What is being asked. Would you transcribe all of the data exactly, down to the last character?

** Start Data **

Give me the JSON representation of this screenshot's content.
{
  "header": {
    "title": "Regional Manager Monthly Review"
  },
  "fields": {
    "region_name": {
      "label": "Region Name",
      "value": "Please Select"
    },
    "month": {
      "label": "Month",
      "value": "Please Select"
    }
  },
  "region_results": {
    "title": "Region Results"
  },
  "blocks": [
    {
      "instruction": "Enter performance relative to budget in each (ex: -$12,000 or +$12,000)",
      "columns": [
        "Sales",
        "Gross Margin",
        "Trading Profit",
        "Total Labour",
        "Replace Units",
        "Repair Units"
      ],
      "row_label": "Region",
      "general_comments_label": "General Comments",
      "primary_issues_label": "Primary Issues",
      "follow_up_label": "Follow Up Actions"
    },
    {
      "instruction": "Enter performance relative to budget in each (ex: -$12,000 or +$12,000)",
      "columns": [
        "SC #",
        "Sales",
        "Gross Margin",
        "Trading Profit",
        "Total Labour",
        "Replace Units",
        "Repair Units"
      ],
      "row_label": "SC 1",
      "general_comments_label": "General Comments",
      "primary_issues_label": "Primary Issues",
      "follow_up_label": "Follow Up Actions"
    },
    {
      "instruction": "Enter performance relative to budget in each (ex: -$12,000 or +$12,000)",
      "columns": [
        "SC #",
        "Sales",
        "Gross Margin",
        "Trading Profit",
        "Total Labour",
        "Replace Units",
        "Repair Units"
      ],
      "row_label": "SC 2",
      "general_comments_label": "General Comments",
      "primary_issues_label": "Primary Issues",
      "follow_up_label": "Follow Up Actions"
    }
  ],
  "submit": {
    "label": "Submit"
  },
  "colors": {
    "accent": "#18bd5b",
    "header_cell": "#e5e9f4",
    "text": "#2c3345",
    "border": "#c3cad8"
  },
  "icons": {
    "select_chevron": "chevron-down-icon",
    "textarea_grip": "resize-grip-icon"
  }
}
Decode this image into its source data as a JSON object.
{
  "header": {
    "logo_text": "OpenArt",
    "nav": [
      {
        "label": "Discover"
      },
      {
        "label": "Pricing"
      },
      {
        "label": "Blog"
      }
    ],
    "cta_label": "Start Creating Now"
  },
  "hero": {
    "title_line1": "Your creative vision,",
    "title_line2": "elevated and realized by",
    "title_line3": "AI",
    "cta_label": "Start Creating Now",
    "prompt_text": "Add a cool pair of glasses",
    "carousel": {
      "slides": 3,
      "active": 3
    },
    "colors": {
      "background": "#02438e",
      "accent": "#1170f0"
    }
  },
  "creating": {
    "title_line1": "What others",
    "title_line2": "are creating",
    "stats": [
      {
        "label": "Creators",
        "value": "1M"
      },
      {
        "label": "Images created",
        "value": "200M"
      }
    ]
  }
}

** End Data **

Expected answer.
Give me the JSON representation of this screenshot's content.
{
  "header": {
    "title": "Regional Manager Monthly Review"
  },
  "fields": {
    "region_name": {
      "label": "Region Name",
      "value": "Please Select"
    },
    "month": {
      "label": "Month",
      "value": "Please Select"
    }
  },
  "region_results": {
    "title": "Region Results"
  },
  "blocks": [
    {
      "instruction": "Enter performance relative to budget in each (ex: -$12,000 or +$12,000)",
      "columns": [
        "Sales",
        "Gross Margin",
        "Trading Profit",
        "Total Labour",
        "Replace Units",
        "Repair Units"
      ],
      "row_label": "Region",
      "general_comments_label": "General Comments",
      "primary_issues_label": "Primary Issues",
      "follow_up_label": "Follow Up Actions"
    },
    {
      "instruction": "Enter performance relative to budget in each (ex: -$12,000 or +$12,000)",
      "columns": [
        "SC #",
        "Sales",
        "Gross Margin",
        "Trading Profit",
        "Total Labour",
        "Replace Units",
        "Repair Units"
      ],
      "row_label": "SC 1",
      "general_comments_label": "General Comments",
      "primary_issues_label": "Primary Issues",
      "follow_up_label": "Follow Up Actions"
    },
    {
      "instruction": "Enter performance relative to budget in each (ex: -$12,000 or +$12,000)",
      "columns": [
        "SC #",
        "Sales",
        "Gross Margin",
        "Trading Profit",
        "Total Labour",
        "Replace Units",
        "Repair Units"
      ],
      "row_label": "SC 2",
      "general_comments_label": "General Comments",
      "primary_issues_label": "Primary Issues",
      "follow_up_label": "Follow Up Actions"
    }
  ],
  "submit": {
    "label": "Submit"
  },
  "colors": {
    "accent": "#18bd5b",
    "header_cell": "#e5e9f4",
    "text": "#2c3345",
    "border": "#c3cad8"
  },
  "icons": {
    "select_chevron": "chevron-down-icon",
    "textarea_grip": "resize-grip-icon"
  }
}
Decode this image into its source data as a JSON object.
{
  "header": {
    "logo_text": "OpenArt",
    "nav": [
      {
        "label": "Discover"
      },
      {
        "label": "Pricing"
      },
      {
        "label": "Blog"
      }
    ],
    "cta_label": "Start Creating Now"
  },
  "hero": {
    "title_line1": "Your creative vision,",
    "title_line2": "elevated and realized by",
    "title_line3": "AI",
    "cta_label": "Start Creating Now",
    "prompt_text": "Add a cool pair of glasses",
    "carousel": {
      "slides": 3,
      "active": 3
    },
    "colors": {
      "background": "#02438e",
      "accent": "#1170f0"
    }
  },
  "creating": {
    "title_line1": "What others",
    "title_line2": "are creating",
    "stats": [
      {
        "label": "Creators",
        "value": "1M"
      },
      {
        "label": "Images created",
        "value": "200M"
      }
    ]
  }
}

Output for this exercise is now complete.